> [Exercise requirements] Of the lines in this material, how many contain "values"? Answer with a single number only.

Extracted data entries
++++++++++
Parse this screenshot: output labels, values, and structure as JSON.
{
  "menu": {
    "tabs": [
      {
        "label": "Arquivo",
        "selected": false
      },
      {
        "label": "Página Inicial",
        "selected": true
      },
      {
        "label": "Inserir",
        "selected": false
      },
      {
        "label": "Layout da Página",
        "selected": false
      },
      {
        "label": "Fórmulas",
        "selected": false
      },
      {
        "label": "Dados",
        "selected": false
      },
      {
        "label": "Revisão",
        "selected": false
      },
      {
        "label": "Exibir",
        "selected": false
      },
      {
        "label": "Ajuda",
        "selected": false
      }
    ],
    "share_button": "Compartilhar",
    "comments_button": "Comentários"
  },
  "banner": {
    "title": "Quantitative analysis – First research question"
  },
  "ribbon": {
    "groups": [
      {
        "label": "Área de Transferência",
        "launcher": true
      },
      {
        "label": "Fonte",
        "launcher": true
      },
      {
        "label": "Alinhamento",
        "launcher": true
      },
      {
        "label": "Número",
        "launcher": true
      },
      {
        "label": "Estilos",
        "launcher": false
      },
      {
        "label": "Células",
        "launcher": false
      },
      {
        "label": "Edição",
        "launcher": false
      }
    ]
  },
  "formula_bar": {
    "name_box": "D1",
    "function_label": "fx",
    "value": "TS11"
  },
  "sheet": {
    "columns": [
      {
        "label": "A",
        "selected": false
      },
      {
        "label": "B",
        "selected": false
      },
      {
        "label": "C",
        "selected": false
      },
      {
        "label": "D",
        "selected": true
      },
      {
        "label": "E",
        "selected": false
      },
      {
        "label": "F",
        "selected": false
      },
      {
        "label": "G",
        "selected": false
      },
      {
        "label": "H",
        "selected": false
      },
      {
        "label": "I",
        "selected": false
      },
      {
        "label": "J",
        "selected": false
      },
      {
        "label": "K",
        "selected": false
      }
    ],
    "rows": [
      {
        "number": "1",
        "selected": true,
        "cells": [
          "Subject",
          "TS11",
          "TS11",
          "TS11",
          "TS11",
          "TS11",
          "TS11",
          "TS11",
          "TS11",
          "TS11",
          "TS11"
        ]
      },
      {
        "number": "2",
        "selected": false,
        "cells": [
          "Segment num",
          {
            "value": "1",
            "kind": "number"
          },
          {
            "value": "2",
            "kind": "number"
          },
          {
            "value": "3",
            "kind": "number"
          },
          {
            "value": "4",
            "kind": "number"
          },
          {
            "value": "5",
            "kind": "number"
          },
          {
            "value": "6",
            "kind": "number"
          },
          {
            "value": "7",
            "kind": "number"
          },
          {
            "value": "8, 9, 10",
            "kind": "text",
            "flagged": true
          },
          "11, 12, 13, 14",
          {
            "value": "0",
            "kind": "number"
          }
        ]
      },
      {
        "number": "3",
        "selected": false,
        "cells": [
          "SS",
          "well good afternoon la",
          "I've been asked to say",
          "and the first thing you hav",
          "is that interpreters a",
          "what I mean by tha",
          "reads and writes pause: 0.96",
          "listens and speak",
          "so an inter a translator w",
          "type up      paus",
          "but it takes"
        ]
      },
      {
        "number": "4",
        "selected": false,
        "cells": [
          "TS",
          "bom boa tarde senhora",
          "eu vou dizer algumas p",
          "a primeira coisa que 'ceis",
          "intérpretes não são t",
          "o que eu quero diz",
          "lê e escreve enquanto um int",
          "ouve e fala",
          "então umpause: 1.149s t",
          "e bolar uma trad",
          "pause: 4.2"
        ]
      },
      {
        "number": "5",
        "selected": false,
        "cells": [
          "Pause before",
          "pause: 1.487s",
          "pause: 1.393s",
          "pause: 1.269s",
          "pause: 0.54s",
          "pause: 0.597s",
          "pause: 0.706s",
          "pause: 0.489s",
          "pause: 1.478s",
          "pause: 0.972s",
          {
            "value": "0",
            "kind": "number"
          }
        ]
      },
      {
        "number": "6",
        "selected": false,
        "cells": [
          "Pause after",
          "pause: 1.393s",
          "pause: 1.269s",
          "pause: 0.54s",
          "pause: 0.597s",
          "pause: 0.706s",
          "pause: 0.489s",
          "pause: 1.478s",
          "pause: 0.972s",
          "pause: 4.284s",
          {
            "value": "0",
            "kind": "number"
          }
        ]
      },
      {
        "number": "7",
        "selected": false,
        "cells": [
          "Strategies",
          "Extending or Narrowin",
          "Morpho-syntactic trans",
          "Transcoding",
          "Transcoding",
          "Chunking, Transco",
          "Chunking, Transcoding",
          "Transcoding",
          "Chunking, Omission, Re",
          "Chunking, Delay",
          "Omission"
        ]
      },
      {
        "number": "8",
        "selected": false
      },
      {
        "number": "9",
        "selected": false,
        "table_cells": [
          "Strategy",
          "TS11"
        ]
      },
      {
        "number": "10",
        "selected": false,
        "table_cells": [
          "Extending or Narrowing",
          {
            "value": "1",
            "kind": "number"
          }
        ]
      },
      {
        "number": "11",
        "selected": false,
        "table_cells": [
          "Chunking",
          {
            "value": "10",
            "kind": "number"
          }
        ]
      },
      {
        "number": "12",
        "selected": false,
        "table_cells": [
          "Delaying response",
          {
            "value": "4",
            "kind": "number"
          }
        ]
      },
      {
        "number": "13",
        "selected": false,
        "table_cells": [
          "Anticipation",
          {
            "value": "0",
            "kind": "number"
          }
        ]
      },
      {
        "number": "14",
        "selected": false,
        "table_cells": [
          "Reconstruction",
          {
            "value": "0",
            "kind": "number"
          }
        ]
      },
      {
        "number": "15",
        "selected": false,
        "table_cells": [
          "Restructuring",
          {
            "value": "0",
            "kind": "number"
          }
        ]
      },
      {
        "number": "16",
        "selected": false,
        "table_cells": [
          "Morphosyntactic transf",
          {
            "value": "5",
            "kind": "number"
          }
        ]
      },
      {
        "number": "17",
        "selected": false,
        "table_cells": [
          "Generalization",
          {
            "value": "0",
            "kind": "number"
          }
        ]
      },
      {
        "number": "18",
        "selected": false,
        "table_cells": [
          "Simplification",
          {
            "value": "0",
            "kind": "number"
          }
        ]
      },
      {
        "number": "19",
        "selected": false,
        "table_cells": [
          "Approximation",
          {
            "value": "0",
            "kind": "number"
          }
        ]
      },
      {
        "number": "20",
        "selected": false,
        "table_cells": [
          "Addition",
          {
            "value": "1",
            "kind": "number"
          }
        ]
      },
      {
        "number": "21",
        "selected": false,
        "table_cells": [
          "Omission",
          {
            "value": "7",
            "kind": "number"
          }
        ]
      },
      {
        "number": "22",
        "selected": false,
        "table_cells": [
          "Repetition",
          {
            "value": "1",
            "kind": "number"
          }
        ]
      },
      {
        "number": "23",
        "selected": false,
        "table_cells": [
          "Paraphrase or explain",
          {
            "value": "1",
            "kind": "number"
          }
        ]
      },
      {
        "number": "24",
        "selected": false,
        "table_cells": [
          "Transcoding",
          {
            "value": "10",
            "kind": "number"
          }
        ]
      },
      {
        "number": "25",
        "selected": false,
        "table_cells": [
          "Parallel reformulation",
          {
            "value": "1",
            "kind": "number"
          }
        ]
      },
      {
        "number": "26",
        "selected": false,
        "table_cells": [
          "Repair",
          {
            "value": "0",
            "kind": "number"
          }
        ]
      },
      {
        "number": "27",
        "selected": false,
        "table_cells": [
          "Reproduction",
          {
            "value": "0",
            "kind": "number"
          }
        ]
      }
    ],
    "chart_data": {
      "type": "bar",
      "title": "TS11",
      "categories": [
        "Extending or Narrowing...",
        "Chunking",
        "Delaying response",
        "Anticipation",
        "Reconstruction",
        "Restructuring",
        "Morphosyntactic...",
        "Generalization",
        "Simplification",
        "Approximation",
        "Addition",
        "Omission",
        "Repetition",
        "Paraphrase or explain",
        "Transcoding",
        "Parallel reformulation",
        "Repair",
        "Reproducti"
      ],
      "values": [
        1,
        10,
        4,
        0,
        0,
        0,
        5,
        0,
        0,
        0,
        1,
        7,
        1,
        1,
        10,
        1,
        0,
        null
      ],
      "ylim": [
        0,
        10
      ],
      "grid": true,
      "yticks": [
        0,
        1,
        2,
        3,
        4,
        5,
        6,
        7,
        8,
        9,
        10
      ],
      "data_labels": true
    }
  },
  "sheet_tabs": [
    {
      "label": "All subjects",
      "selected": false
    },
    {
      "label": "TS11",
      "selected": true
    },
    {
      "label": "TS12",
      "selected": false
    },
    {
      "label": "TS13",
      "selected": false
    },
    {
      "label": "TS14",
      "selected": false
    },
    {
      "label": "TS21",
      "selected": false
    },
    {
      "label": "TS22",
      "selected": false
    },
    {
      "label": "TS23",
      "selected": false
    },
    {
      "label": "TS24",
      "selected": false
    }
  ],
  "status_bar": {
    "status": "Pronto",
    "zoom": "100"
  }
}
++++++++++
> [Task result] 2